[Task requirements] Copy out the listing exactly.

[Records shown]
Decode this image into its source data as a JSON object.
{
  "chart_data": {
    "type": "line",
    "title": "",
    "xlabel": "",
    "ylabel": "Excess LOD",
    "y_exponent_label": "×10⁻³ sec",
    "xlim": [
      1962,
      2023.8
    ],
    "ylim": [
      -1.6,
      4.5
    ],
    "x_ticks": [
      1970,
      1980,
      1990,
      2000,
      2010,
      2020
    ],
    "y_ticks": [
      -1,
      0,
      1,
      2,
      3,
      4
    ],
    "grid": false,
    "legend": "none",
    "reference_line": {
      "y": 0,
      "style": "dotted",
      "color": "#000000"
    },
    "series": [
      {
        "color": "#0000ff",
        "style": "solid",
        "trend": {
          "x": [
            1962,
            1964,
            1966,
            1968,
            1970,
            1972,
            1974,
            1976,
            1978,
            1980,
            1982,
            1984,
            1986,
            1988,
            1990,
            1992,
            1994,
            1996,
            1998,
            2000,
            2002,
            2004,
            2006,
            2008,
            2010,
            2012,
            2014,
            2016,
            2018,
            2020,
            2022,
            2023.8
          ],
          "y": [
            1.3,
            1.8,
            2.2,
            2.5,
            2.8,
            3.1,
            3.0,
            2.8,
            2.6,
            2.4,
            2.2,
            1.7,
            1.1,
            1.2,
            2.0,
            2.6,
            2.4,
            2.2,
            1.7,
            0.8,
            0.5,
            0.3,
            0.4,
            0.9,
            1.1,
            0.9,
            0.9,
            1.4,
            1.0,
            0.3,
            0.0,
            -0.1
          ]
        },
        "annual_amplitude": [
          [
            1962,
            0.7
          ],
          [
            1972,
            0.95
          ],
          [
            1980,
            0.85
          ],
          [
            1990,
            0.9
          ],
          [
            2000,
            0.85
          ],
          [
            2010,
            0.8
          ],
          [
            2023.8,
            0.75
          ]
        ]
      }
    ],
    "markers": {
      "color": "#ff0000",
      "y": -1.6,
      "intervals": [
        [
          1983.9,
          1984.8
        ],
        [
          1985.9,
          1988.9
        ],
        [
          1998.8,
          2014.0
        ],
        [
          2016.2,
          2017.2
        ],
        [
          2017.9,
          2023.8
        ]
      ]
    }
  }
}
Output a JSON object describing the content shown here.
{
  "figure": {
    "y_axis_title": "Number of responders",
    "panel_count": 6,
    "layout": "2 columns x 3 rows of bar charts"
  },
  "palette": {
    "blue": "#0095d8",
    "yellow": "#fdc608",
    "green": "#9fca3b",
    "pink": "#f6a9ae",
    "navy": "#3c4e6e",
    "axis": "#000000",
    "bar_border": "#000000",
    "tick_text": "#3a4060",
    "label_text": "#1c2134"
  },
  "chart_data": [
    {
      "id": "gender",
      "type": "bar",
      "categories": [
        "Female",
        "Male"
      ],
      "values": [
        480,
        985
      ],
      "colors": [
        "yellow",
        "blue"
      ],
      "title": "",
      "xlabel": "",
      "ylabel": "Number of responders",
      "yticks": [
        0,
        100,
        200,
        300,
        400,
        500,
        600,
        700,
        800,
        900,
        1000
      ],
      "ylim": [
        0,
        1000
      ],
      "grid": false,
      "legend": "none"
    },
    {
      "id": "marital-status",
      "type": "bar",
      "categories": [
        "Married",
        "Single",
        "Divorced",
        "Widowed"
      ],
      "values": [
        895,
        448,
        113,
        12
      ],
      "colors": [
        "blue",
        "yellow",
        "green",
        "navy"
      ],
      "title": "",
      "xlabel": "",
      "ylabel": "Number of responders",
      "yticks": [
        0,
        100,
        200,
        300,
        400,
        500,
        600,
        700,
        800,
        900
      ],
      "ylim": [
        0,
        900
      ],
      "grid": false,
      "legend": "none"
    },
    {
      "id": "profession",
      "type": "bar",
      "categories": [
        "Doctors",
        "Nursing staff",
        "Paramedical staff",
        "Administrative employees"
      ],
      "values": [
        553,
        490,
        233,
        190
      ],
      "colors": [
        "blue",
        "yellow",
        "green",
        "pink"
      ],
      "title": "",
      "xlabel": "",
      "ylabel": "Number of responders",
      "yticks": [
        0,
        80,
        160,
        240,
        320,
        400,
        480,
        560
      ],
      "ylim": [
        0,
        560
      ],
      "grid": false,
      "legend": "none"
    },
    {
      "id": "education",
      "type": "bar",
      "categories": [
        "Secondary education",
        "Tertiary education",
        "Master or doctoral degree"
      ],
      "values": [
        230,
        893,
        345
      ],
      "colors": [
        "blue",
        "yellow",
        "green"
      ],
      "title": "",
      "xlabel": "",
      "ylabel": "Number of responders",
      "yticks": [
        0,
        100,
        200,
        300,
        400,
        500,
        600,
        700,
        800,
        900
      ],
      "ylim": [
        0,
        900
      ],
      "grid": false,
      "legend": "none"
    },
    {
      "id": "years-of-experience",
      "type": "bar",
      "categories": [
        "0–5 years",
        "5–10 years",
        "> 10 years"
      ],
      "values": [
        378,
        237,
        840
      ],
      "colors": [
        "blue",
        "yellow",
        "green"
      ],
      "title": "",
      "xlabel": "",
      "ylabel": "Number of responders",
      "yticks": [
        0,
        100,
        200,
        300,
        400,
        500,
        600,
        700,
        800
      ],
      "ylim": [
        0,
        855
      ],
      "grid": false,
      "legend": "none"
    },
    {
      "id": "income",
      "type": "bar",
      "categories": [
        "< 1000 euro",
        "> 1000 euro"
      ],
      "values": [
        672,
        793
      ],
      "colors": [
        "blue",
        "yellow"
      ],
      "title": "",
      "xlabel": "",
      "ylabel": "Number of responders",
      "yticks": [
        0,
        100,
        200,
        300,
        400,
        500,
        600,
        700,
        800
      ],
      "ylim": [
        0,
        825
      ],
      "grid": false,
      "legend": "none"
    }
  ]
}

[Solution]
Decode this image into its source data as a JSON object.
{
  "chart_data": {
    "type": "line",
    "title": "",
    "xlabel": "",
    "ylabel": "Excess LOD",
    "y_exponent_label": "×10⁻³ sec",
    "xlim": [
      1962,
      2023.8
    ],
    "ylim": [
      -1.6,
      4.5
    ],
    "x_ticks": [
      1970,
      1980,
      1990,
      2000,
      2010,
      2020
    ],
    "y_ticks": [
      -1,
      0,
      1,
      2,
      3,
      4
    ],
    "grid": false,
    "legend": "none",
    "reference_line": {
      "y": 0,
      "style": "dotted",
      "color": "#000000"
    },
    "series": [
      {
        "color": "#0000ff",
        "style": "solid",
        "trend": {
          "x": [
            1962,
            1964,
            1966,
            1968,
            1970,
            1972,
            1974,
            1976,
            1978,
            1980,
            1982,
            1984,
            1986,
            1988,
            1990,
            1992,
            1994,
            1996,
            1998,
            2000,
            2002,
            2004,
            2006,
            2008,
            2010,
            2012,
            2014,
            2016,
            2018,
            2020,
            2022,
            2023.8
          ],
          "y": [
            1.3,
            1.8,
            2.2,
            2.5,
            2.8,
            3.1,
            3.0,
            2.8,
            2.6,
            2.4,
            2.2,
            1.7,
            1.1,
            1.2,
            2.0,
            2.6,
            2.4,
            2.2,
            1.7,
            0.8,
            0.5,
            0.3,
            0.4,
            0.9,
            1.1,
            0.9,
            0.9,
            1.4,
            1.0,
            0.3,
            0.0,
            -0.1
          ]
        },
        "annual_amplitude": [
          [
            1962,
            0.7
          ],
          [
            1972,
            0.95
          ],
          [
            1980,
            0.85
          ],
          [
            1990,
            0.9
          ],
          [
            2000,
            0.85
          ],
          [
            2010,
            0.8
          ],
          [
            2023.8,
            0.75
          ]
        ]
      }
    ],
    "markers": {
      "color": "#ff0000",
      "y": -1.6,
      "intervals": [
        [
          1983.9,
          1984.8
        ],
        [
          1985.9,
          1988.9
        ],
        [
          1998.8,
          2014.0
        ],
        [
          2016.2,
          2017.2
        ],
        [
          2017.9,
          2023.8
        ]
      ]
    }
  }
}
Output a JSON object describing the content shown here.
{
  "figure": {
    "y_axis_title": "Number of responders",
    "panel_count": 6,
    "layout": "2 columns x 3 rows of bar charts"
  },
  "palette": {
    "blue": "#0095d8",
    "yellow": "#fdc608",
    "green": "#9fca3b",
    "pink": "#f6a9ae",
    "navy": "#3c4e6e",
    "axis": "#000000",
    "bar_border": "#000000",
    "tick_text": "#3a4060",
    "label_text": "#1c2134"
  },
  "chart_data": [
    {
      "id": "gender",
      "type": "bar",
      "categories": [
        "Female",
        "Male"
      ],
      "values": [
        480,
        985
      ],
      "colors": [
        "yellow",
        "blue"
      ],
      "title": "",
      "xlabel": "",
      "ylabel": "Number of responders",
      "yticks": [
        0,
        100,
        200,
        300,
        400,
        500,
        600,
        700,
        800,
        900,
        1000
      ],
      "ylim": [
        0,
        1000
      ],
      "grid": false,
      "legend": "none"
    },
    {
      "id": "marital-status",
      "type": "bar",
      "categories": [
        "Married",
        "Single",
        "Divorced",
        "Widowed"
      ],
      "values": [
        895,
        448,
        113,
        12
      ],
      "colors": [
        "blue",
        "yellow",
        "green",
        "navy"
      ],
      "title": "",
      "xlabel": "",
      "ylabel": "Number of responders",
      "yticks": [
        0,
        100,
        200,
        300,
        400,
        500,
        600,
        700,
        800,
        900
      ],
      "ylim": [
        0,
        900
      ],
      "grid": false,
      "legend": "none"
    },
    {
      "id": "profession",
      "type": "bar",
      "categories": [
        "Doctors",
        "Nursing staff",
        "Paramedical staff",
        "Administrative employees"
      ],
      "values": [
        553,
        490,
        233,
        190
      ],
      "colors": [
        "blue",
        "yellow",
        "green",
        "pink"
      ],
      "title": "",
      "xlabel": "",
      "ylabel": "Number of responders",
      "yticks": [
        0,
        80,
        160,
        240,
        320,
        400,
        480,
        560
      ],
      "ylim": [
        0,
        560
      ],
      "grid": false,
      "legend": "none"
    },
    {
      "id": "education",
      "type": "bar",
      "categories": [
        "Secondary education",
        "Tertiary education",
        "Master or doctoral degree"
      ],
      "values": [
        230,
        893,
        345
      ],
      "colors": [
        "blue",
        "yellow",
        "green"
      ],
      "title": "",
      "xlabel": "",
      "ylabel": "Number of responders",
      "yticks": [
        0,
        100,
        200,
        300,
        400,
        500,
        600,
        700,
        800,
        900
      ],
      "ylim": [
        0,
        900
      ],
      "grid": false,
      "legend": "none"
    },
    {
      "id": "years-of-experience",
      "type": "bar",
      "categories": [
        "0–5 years",
        "5–10 years",
        "> 10 years"
      ],
      "values": [
        378,
        237,
        840
      ],
      "colors": [
        "blue",
        "yellow",
        "green"
      ],
      "title": "",
      "xlabel": "",
      "ylabel": "Number of responders",
      "yticks": [
        0,
        100,
        200,
        300,
        400,
        500,
        600,
        700,
        800
      ],
      "ylim": [
        0,
        855
      ],
      "grid": false,
      "legend": "none"
    },
    {
      "id": "income",
      "type": "bar",
      "categories": [
        "< 1000 euro",
        "> 1000 euro"
      ],
      "values": [
        672,
        793
      ],
      "colors": [
        "blue",
        "yellow"
      ],
      "title": "",
      "xlabel": "",
      "ylabel": "Number of responders",
      "yticks": [
        0,
        100,
        200,
        300,
        400,
        500,
        600,
        700,
        800
      ],
      "ylim": [
        0,
        825
      ],
      "grid": false,
      "legend": "none"
    }
  ]
}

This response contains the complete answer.